Text excerpt
= Beginning of Section =
COLUMBUS, Ohio (WCMH) – Ohio Democrats want to eliminate a loophole in the state’s campaign finance law that helped former House speaker Larry Householder secretly cash in $60 million in illegal bribes.

Earlier this month, Reps. Bride Rose Sweeney (D-Cleveland) and Jessica Miranda (D-Forest Park) reintroduced House Bill 112, dubbed the Ohio Anti-Corruption Act, that would require nonprofits and other corporations who spend money on state elections to publicly disclose their donors.

Political candidates and committees must report their donors and expenditures, but Ohio law exempts limited liability companies and nonprofit organizations like 501(c)(4)s from doing so – a loophole that Householder, other former GOP officials and Akron-based FirstEnergy exploited to facilitate the largest corruption scheme in state history.

“To truly get at fairness, to get money out of politics and really have a fair playing ground, what this bill simply does is say, ‘If you are influencing Ohio’s elections, Ohioans deserve to know who you are,’” Sweeney said.

On March 9, Householder and former Ohio Republican Party chairman Matt Borges were convicted on federal racketeering charges for accepting a $60 million bribe from FirstEnergy to pass a $1.3 billion bailout bill for the power company’s nuclear plants in 2019 and squash a referendum effort against it.

Throughout the trial, prosecutors presented evidence that FirstEnergy funneled the bribe money to Generation Now, a 501(c)(4) “dark money group” secretly controlled by Householder. Like other 501(c)(4)s, Generation Now was not required to publicly report its funding sources.

“What if the FBI hadn’t been watching? What if they hadn’t been tipped off? What if people didn’t go to the FBI?” Sweeney said. “It is very possible that this ($60 million corruption scheme) would have never been uncovered because our laws protect these people.”

But Sweeney added that the use of dark money groups to covertly influence state elections is not isolated to Householder. “This is how politics works in Ohio,” she said.
= End of Section =
Records shown
= Beginning of Section =
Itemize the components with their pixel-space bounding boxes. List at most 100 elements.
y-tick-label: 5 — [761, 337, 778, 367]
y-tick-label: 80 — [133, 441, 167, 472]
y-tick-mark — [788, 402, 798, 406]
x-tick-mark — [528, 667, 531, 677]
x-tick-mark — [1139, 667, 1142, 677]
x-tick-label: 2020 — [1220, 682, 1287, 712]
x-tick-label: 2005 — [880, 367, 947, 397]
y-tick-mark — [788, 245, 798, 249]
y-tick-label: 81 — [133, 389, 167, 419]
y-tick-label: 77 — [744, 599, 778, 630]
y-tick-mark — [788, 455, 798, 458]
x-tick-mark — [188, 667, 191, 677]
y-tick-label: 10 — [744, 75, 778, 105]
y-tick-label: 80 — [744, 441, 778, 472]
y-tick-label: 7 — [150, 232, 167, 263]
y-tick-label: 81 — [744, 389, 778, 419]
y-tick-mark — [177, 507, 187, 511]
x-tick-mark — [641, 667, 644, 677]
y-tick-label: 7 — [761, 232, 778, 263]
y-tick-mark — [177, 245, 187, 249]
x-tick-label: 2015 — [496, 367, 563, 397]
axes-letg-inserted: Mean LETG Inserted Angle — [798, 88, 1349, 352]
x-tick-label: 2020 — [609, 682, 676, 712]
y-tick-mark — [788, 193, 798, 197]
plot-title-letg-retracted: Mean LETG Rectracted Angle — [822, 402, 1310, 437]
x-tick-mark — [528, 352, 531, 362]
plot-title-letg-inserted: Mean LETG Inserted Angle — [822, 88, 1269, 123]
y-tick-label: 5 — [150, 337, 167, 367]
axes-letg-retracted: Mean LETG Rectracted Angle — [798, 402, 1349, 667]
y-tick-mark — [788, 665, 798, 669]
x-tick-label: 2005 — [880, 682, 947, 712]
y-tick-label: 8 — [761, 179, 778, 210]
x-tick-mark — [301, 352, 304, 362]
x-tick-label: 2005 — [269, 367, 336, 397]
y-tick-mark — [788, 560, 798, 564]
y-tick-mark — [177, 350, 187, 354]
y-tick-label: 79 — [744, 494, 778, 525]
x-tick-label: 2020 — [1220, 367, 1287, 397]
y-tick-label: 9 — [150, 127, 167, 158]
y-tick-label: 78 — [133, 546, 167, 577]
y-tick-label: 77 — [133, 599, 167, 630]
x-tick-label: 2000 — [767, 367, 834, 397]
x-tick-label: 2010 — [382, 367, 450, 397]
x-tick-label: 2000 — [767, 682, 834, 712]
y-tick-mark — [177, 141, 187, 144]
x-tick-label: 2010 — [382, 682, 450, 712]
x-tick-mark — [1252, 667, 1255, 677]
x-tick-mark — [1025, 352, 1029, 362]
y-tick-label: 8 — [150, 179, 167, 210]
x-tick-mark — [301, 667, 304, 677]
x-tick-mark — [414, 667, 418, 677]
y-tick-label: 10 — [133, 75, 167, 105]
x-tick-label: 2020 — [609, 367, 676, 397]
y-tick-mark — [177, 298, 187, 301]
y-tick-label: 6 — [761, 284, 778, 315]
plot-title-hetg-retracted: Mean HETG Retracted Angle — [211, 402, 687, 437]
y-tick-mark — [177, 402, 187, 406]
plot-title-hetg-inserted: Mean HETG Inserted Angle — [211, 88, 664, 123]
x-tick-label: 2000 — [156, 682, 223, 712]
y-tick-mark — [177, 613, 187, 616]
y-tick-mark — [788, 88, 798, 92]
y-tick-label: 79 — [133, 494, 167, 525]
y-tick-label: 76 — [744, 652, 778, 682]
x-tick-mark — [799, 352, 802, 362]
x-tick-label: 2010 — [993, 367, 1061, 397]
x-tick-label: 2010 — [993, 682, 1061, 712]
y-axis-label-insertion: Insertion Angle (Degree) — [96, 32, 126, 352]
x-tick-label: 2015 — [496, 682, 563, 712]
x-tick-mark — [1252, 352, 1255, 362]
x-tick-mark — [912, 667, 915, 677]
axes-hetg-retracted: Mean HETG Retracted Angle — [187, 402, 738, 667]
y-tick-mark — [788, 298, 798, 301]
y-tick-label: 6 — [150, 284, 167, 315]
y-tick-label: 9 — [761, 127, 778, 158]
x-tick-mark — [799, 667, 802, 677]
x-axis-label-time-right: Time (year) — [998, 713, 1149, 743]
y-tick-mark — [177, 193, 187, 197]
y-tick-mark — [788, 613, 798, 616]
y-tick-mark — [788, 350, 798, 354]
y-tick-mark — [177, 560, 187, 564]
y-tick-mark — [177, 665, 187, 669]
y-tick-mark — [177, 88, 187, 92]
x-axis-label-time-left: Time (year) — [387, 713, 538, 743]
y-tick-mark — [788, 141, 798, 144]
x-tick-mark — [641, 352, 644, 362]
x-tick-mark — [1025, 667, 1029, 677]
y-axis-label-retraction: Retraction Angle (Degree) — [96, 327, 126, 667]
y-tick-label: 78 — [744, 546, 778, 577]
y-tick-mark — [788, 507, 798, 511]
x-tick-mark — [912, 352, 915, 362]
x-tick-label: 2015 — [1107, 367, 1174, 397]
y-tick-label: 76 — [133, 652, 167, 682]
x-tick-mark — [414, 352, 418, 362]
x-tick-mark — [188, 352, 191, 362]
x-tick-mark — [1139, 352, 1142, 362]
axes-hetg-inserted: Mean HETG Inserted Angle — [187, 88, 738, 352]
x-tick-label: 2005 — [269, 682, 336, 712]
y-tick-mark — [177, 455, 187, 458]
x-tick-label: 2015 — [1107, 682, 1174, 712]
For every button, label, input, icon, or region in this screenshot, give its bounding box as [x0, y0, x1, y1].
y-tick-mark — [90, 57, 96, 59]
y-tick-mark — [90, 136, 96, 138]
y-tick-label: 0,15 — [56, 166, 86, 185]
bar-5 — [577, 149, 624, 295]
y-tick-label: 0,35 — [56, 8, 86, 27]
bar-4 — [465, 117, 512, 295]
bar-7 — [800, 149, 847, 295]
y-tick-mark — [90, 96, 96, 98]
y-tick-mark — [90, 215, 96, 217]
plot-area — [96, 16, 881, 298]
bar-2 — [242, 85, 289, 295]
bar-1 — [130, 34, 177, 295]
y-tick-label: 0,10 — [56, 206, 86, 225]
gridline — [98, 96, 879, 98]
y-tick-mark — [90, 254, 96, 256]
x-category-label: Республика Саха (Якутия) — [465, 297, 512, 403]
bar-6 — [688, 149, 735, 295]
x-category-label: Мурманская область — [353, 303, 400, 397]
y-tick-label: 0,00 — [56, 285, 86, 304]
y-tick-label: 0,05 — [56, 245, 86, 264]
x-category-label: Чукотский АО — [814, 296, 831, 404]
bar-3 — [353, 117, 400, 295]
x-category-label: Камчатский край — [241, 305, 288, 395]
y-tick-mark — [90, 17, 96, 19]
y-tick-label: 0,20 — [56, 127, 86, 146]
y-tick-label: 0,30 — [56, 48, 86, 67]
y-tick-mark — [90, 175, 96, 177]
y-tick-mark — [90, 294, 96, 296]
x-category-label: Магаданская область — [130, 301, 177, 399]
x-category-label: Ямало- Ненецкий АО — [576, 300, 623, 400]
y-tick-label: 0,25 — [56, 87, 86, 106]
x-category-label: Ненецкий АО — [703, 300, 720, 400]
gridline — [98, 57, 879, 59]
= End of Section =
Task instructions
Extend the news article on the Ohio Anti-Corruption Act, starting after its final sentence. The listing was drawn from a different source than the article.

Response to the exercise
Nonprofit organizations and LLCs would also be required to disclose information about their ownership if HB 112 is enacted, and U.S.-based companies with foreign ownership would be barred from election spending. 

Twenty-six Democrats have signed on to the legislation, but with no Republican support, the bill faces an uphill battle in the General Assembly.

House Majority Floor Leader Bill Seitz (R-Cincinnati) said although he has yet to take a firm position on HB 112, he said in an email that 501(c)(4)s should not be required to disclose their donors. Ohio law sufficiently regulates nonprofits’ political advocacy and publicizing donor information could jeopardize Ohioans’ privacy, he said.

“Donors to C-4’s often wish to remain anonymous for fear of being doxed, boycotted, protested against, or otherwise bullied into sacrificing their free speech rights,” Seitz said. “Those are legitimate concerns.”

A Republican-led bill targeting dark money groups was introduced in February 2021 but never received a vote. The legislation would require nonprofits to disclose only the donations given to them for the purpose of influencing elections – but not donations for apolitical or social welfare purposes.

HB 112 awaits consideration from the House Government Oversight Committee.